§ Short exercise
Restate the records in their entirety, word for word.

§ Data
☆ ☆ ☆ ☆

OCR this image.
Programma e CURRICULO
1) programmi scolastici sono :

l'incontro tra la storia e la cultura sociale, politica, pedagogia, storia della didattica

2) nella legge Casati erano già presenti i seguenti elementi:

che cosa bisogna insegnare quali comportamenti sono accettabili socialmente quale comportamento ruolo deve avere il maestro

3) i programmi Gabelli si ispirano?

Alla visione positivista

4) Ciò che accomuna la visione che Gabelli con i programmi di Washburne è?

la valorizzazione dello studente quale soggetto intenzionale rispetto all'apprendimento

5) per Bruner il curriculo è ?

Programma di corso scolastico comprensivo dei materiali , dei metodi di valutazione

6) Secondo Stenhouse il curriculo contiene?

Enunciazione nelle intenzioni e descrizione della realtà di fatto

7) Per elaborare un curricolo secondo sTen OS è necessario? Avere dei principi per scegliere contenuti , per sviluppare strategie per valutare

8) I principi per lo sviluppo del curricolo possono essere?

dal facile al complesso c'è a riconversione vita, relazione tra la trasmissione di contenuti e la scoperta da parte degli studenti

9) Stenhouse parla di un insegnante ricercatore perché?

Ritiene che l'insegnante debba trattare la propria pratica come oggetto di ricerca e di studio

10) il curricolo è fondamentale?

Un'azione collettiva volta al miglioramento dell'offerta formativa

☆ ☆ ☆ ☆

§ Solved exercise
OCR this image.
Programma e CURRICULO
1) programmi scolastici sono :

l'incontro tra la storia e la cultura sociale, politica, pedagogia, storia della didattica

2) nella legge Casati erano già presenti i seguenti elementi:

che cosa bisogna insegnare quali comportamenti sono accettabili socialmente quale comportamento ruolo deve avere il maestro

3) i programmi Gabelli si ispirano?

Alla visione positivista

4) Ciò che accomuna la visione che Gabelli con i programmi di Washburne è?

la valorizzazione dello studente quale soggetto intenzionale rispetto all'apprendimento

5) per Bruner il curriculo è ?

Programma di corso scolastico comprensivo dei materiali , dei metodi di valutazione

6) Secondo Stenhouse il curriculo contiene?

Enunciazione nelle intenzioni e descrizione della realtà di fatto

7) Per elaborare un curricolo secondo sTen OS è necessario? Avere dei principi per scegliere contenuti , per sviluppare strategie per valutare

8) I principi per lo sviluppo del curricolo possono essere?

dal facile al complesso c'è a riconversione vita, relazione tra la trasmissione di contenuti e la scoperta da parte degli studenti

9) Stenhouse parla di un insegnante ricercatore perché?

Ritiene che l'insegnante debba trattare la propria pratica come oggetto di ricerca e di studio

10) il curricolo è fondamentale?

Un'azione collettiva volta al miglioramento dell'offerta formativa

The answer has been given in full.